'''

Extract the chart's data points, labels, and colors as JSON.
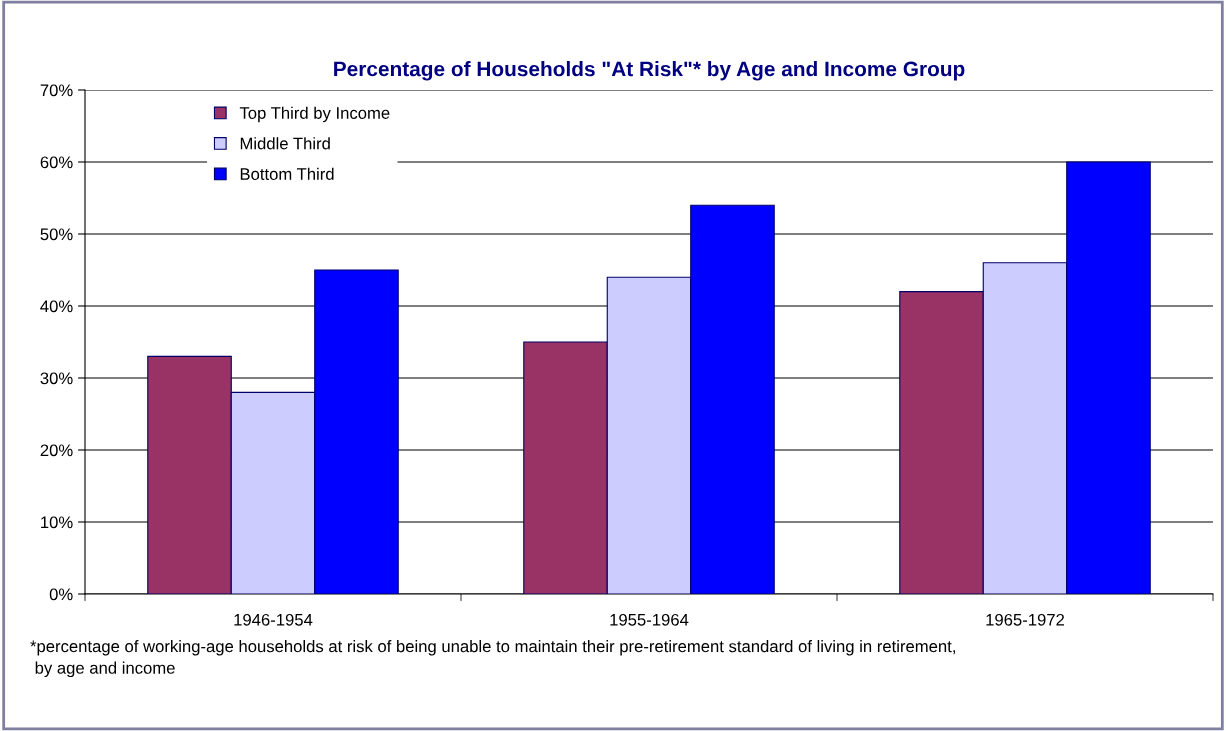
{
  "chart_data": {
    "type": "bar",
    "title": "Percentage of Households \"At Risk\"* by Age and Income Group",
    "categories": [
      "1946-1954",
      "1955-1964",
      "1965-1972"
    ],
    "series": [
      {
        "name": "Top Third by Income",
        "color": "#993366",
        "values": [
          33,
          35,
          42
        ]
      },
      {
        "name": "Middle Third",
        "color": "#ccccff",
        "values": [
          28,
          44,
          46
        ]
      },
      {
        "name": "Bottom Third",
        "color": "#0000ff",
        "values": [
          45,
          54,
          60
        ]
      }
    ],
    "ylim": [
      0,
      70
    ],
    "yticks": [
      {
        "value": 0,
        "label": "0%"
      },
      {
        "value": 10,
        "label": "10%"
      },
      {
        "value": 20,
        "label": "20%"
      },
      {
        "value": 30,
        "label": "30%"
      },
      {
        "value": 40,
        "label": "40%"
      },
      {
        "value": 50,
        "label": "50%"
      },
      {
        "value": 60,
        "label": "60%"
      },
      {
        "value": 70,
        "label": "70%"
      }
    ],
    "grid": "y",
    "legend": "top left",
    "annotations": [
      "*percentage of working-age households at risk of being unable to maintain their pre-retirement standard of living in retirement,\n by age and income"
    ]
  }
}
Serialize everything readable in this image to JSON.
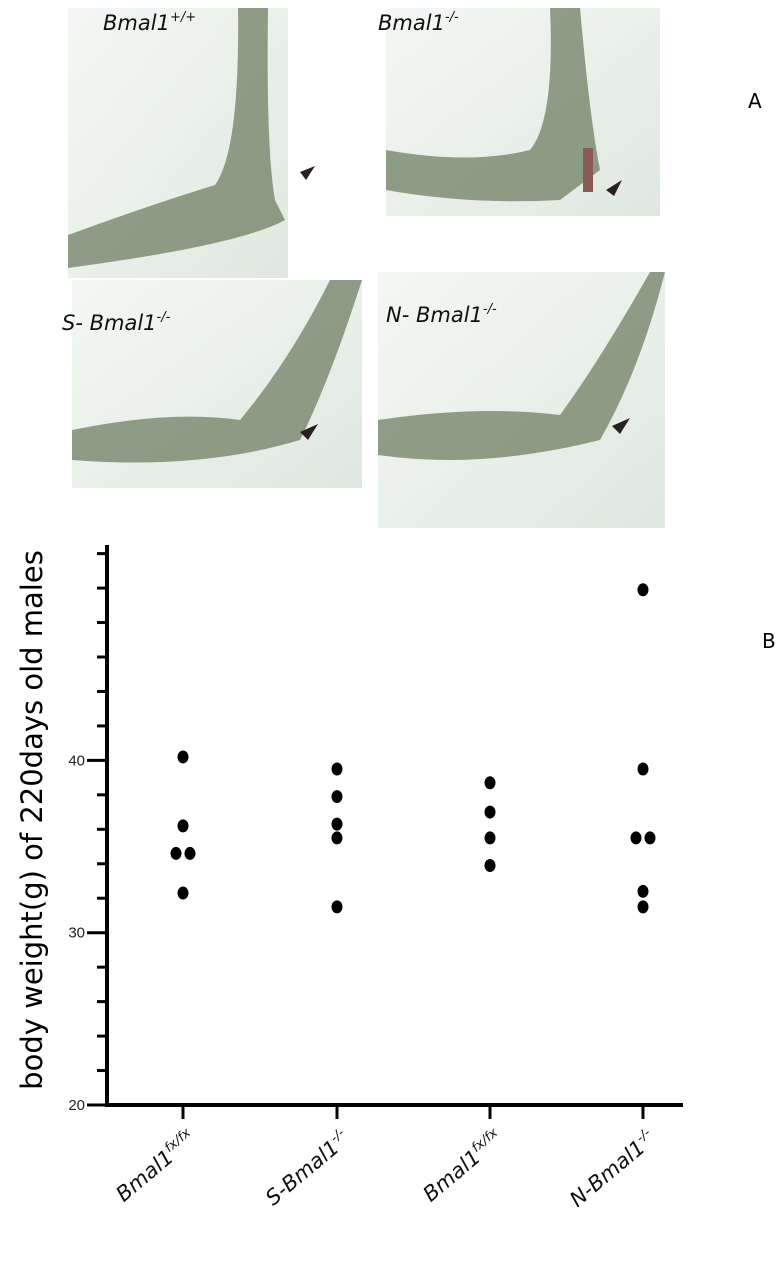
{
  "panel_a": {
    "label": "A",
    "images": [
      {
        "text": "Bmal1",
        "sup": "+/+"
      },
      {
        "text": "Bmal1",
        "sup": "-/-"
      },
      {
        "text": "S- Bmal1",
        "sup": "-/-"
      },
      {
        "text": "N- Bmal1",
        "sup": "-/-"
      }
    ]
  },
  "chart_data": {
    "type": "strip",
    "panel_label": "B",
    "y_label": "body weight(g) of 220days old males",
    "categories": [
      {
        "text": "Bmal1",
        "sup": "fx/fx"
      },
      {
        "text": "S-Bmal1",
        "sup": "-/-"
      },
      {
        "text": "Bmal1",
        "sup": "fx/fx"
      },
      {
        "text": "N-Bmal1",
        "sup": "-/-"
      }
    ],
    "values": [
      [
        40.2,
        36.2,
        34.6,
        34.6,
        32.3
      ],
      [
        39.5,
        37.9,
        36.3,
        35.5,
        31.5
      ],
      [
        38.7,
        37.0,
        35.5,
        33.9
      ],
      [
        49.9,
        39.5,
        35.5,
        35.5,
        32.4,
        31.5
      ]
    ],
    "color": "#000000",
    "ylim": [
      20,
      52.5
    ],
    "yticks": [
      20,
      30,
      40
    ],
    "yminorticks": [
      22,
      24,
      26,
      28,
      32,
      34,
      36,
      38,
      42,
      44,
      46,
      48,
      50,
      52
    ]
  }
}
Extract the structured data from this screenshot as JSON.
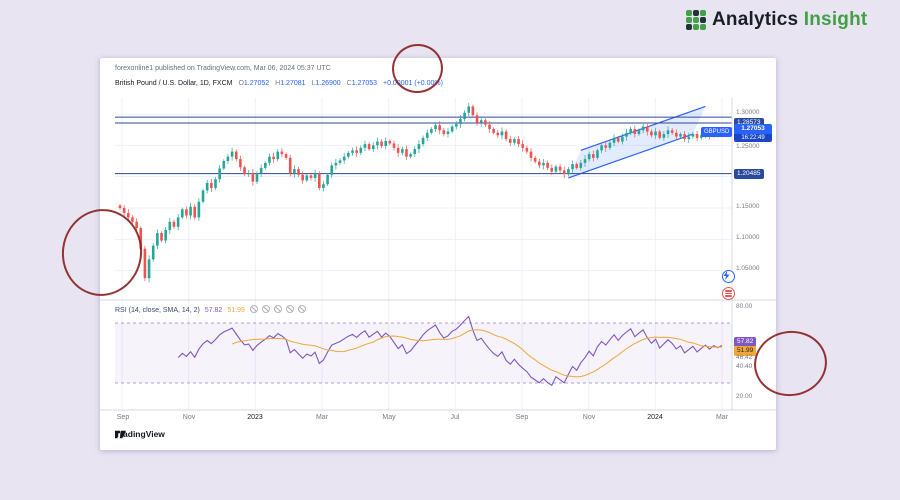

'''

Your task ::
Only a number is wanted: how many lines contain the word "JSON"?

Solution to the exercise ::
3